## WHAT TO PRODUCE
Convert every line of the listing below into a JSON list of strings, one string per line, leaving out blank lines.

---+---

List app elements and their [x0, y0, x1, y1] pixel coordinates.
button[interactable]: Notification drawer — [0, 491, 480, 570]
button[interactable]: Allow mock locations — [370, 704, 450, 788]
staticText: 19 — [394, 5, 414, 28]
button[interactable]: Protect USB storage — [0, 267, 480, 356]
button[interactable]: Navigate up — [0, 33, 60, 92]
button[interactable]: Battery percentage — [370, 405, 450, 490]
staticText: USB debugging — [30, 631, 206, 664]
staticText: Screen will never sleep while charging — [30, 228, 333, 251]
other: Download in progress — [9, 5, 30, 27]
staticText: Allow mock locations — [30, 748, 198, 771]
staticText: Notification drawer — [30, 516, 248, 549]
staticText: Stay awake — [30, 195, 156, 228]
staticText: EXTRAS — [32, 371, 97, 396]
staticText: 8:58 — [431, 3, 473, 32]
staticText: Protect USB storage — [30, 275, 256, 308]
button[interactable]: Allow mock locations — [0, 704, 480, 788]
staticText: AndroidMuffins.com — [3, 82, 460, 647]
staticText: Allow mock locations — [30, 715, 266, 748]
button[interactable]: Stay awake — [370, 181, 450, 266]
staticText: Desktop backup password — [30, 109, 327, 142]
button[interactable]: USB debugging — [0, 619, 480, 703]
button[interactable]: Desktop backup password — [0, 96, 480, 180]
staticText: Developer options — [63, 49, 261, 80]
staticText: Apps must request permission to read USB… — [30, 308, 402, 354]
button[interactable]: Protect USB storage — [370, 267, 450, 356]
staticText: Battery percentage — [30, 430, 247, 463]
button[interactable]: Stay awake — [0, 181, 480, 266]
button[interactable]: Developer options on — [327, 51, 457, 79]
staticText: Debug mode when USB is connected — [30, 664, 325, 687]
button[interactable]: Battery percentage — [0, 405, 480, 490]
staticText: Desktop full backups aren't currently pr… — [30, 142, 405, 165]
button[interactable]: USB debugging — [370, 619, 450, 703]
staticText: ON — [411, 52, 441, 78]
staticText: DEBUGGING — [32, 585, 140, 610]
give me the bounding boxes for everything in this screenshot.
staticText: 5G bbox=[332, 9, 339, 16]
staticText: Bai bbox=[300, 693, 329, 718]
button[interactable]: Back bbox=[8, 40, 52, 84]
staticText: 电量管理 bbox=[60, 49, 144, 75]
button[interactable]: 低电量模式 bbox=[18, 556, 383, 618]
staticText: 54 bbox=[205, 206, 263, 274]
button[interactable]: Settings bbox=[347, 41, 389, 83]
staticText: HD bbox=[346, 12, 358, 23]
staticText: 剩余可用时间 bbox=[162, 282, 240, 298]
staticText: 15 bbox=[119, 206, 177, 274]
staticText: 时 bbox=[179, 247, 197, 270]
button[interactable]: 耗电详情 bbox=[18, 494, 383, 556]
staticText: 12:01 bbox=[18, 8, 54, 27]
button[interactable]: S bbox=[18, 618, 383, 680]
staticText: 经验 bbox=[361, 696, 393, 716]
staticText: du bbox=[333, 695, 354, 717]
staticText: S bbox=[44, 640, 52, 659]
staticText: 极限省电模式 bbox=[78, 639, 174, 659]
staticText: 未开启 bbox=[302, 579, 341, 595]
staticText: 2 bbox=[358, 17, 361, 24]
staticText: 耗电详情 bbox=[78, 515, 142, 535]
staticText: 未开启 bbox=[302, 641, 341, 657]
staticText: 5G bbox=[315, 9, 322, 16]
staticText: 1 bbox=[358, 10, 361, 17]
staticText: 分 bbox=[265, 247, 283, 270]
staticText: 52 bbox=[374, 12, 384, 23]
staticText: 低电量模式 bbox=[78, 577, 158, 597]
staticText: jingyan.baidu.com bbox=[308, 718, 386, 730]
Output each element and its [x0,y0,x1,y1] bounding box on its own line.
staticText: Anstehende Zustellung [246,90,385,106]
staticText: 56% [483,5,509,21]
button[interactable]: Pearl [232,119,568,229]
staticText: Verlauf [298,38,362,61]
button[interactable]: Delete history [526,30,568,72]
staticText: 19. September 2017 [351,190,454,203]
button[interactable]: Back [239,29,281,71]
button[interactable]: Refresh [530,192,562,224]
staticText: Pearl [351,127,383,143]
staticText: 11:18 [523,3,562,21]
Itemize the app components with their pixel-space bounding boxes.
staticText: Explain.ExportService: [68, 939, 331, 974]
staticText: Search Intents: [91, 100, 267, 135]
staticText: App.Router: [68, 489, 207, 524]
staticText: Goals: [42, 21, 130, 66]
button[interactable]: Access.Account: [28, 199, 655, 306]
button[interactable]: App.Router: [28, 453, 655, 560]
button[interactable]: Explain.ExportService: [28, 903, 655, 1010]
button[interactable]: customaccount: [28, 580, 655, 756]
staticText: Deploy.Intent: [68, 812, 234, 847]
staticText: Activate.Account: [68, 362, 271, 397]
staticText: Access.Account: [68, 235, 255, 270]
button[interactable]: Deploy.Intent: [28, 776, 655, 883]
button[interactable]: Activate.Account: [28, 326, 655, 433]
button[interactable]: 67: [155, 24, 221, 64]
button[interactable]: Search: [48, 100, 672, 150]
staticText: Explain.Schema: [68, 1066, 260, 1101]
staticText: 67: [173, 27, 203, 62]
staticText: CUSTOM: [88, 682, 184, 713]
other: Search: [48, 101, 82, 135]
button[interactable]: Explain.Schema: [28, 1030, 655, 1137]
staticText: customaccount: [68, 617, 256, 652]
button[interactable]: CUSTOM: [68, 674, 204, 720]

---+---

## RESPONSE
[
  "List app elements and their [x0, y0, x1, y1] pixel coordinates.",
  "button[interactable]: Notification drawer — [0, 491, 480, 570]",
  "button[interactable]: Allow mock locations — [370, 704, 450, 788]",
  "staticText: 19 — [394, 5, 414, 28]",
  "button[interactable]: Protect USB storage — [0, 267, 480, 356]",
  "button[interactable]: Navigate up — [0, 33, 60, 92]",
  "button[interactable]: Battery percentage — [370, 405, 450, 490]",
  "staticText: USB debugging — [30, 631, 206, 664]",
  "staticText: Screen will never sleep while charging — [30, 228, 333, 251]",
  "other: Download in progress — [9, 5, 30, 27]",
  "staticText: Allow mock locations — [30, 748, 198, 771]",
  "staticText: Notification drawer — [30, 516, 248, 549]",
  "staticText: Stay awake — [30, 195, 156, 228]",
  "staticText: EXTRAS — [32, 371, 97, 396]",
  "staticText: 8:58 — [431, 3, 473, 32]",
  "staticText: Protect USB storage — [30, 275, 256, 308]",
  "button[interactable]: Allow mock locations — [0, 704, 480, 788]",
  "staticText: AndroidMuffins.com — [3, 82, 460, 647]",
  "staticText: Allow mock locations — [30, 715, 266, 748]",
  "button[interactable]: Stay awake — [370, 181, 450, 266]",
  "staticText: Desktop backup password — [30, 109, 327, 142]",
  "button[interactable]: USB debugging — [0, 619, 480, 703]",
  "button[interactable]: Desktop backup password — [0, 96, 480, 180]",
  "staticText: Developer options — [63, 49, 261, 80]",
  "staticText: Apps must request permission to read USB… — [30, 308, 402, 354]",
  "button[interactable]: Protect USB storage — [370, 267, 450, 356]",
  "staticText: Battery percentage — [30, 430, 247, 463]",
  "button[interactable]: Stay awake — [0, 181, 480, 266]",
  "button[interactable]: Developer options on — [327, 51, 457, 79]",
  "staticText: Debug mode when USB is connected — [30, 664, 325, 687]",
  "button[interactable]: Battery percentage — [0, 405, 480, 490]",
  "staticText: Desktop full backups aren't currently pr… — [30, 142, 405, 165]",
  "button[interactable]: USB debugging — [370, 619, 450, 703]",
  "staticText: ON — [411, 52, 441, 78]",
  "staticText: DEBUGGING — [32, 585, 140, 610]",
  "give me the bounding boxes for everything in this screenshot.",
  "staticText: 5G bbox=[332, 9, 339, 16]",
  "staticText: Bai bbox=[300, 693, 329, 718]",
  "button[interactable]: Back bbox=[8, 40, 52, 84]",
  "staticText: 电量管理 bbox=[60, 49, 144, 75]",
  "button[interactable]: 低电量模式 bbox=[18, 556, 383, 618]",
  "staticText: 54 bbox=[205, 206, 263, 274]",
  "button[interactable]: Settings bbox=[347, 41, 389, 83]",
  "staticText: HD bbox=[346, 12, 358, 23]",
  "staticText: 剩余可用时间 bbox=[162, 282, 240, 298]",
  "staticText: 15 bbox=[119, 206, 177, 274]",
  "staticText: 时 bbox=[179, 247, 197, 270]",
  "button[interactable]: 耗电详情 bbox=[18, 494, 383, 556]",
  "staticText: 12:01 bbox=[18, 8, 54, 27]",
  "button[interactable]: S bbox=[18, 618, 383, 680]",
  "staticText: 经验 bbox=[361, 696, 393, 716]",
  "staticText: du bbox=[333, 695, 354, 717]",
  "staticText: S bbox=[44, 640, 52, 659]",
  "staticText: 极限省电模式 bbox=[78, 639, 174, 659]",
  "staticText: 未开启 bbox=[302, 579, 341, 595]",
  "staticText: 2 bbox=[358, 17, 361, 24]",
  "staticText: 耗电详情 bbox=[78, 515, 142, 535]",
  "staticText: 未开启 bbox=[302, 641, 341, 657]",
  "staticText: 5G bbox=[315, 9, 322, 16]",
  "staticText: 1 bbox=[358, 10, 361, 17]",
  "staticText: 分 bbox=[265, 247, 283, 270]",
  "staticText: 52 bbox=[374, 12, 384, 23]",
  "staticText: 低电量模式 bbox=[78, 577, 158, 597]",
  "staticText: jingyan.baidu.com bbox=[308, 718, 386, 730]",
  "Output each element and its [x0,y0,x1,y1] bounding box on its own line.",
  "staticText: Anstehende Zustellung [246,90,385,106]",
  "staticText: 56% [483,5,509,21]",
  "button[interactable]: Pearl [232,119,568,229]",
  "staticText: Verlauf [298,38,362,61]",
  "button[interactable]: Delete history [526,30,568,72]",
  "staticText: 19. September 2017 [351,190,454,203]",
  "button[interactable]: Back [239,29,281,71]",
  "button[interactable]: Refresh [530,192,562,224]",
  "staticText: Pearl [351,127,383,143]",
  "staticText: 11:18 [523,3,562,21]",
  "Itemize the app components with their pixel-space bounding boxes.",
  "staticText: Explain.ExportService: [68, 939, 331, 974]",
  "staticText: Search Intents: [91, 100, 267, 135]",
  "staticText: App.Router: [68, 489, 207, 524]",
  "staticText: Goals: [42, 21, 130, 66]",
  "button[interactable]: Access.Account: [28, 199, 655, 306]",
  "button[interactable]: App.Router: [28, 453, 655, 560]",
  "button[interactable]: Explain.ExportService: [28, 903, 655, 1010]",
  "button[interactable]: customaccount: [28, 580, 655, 756]",
  "staticText: Deploy.Intent: [68, 812, 234, 847]",
  "staticText: Activate.Account: [68, 362, 271, 397]",
  "staticText: Access.Account: [68, 235, 255, 270]",
  "button[interactable]: Deploy.Intent: [28, 776, 655, 883]",
  "button[interactable]: Activate.Account: [28, 326, 655, 433]",
  "button[interactable]: 67: [155, 24, 221, 64]",
  "button[interactable]: Search: [48, 100, 672, 150]",
  "staticText: Explain.Schema: [68, 1066, 260, 1101]",
  "staticText: 67: [173, 27, 203, 62]",
  "staticText: CUSTOM: [88, 682, 184, 713]",
  "other: Search: [48, 101, 82, 135]",
  "button[interactable]: Explain.Schema: [28, 1030, 655, 1137]",
  "staticText: customaccount: [68, 617, 256, 652]",
  "button[interactable]: CUSTOM: [68, 674, 204, 720]"
]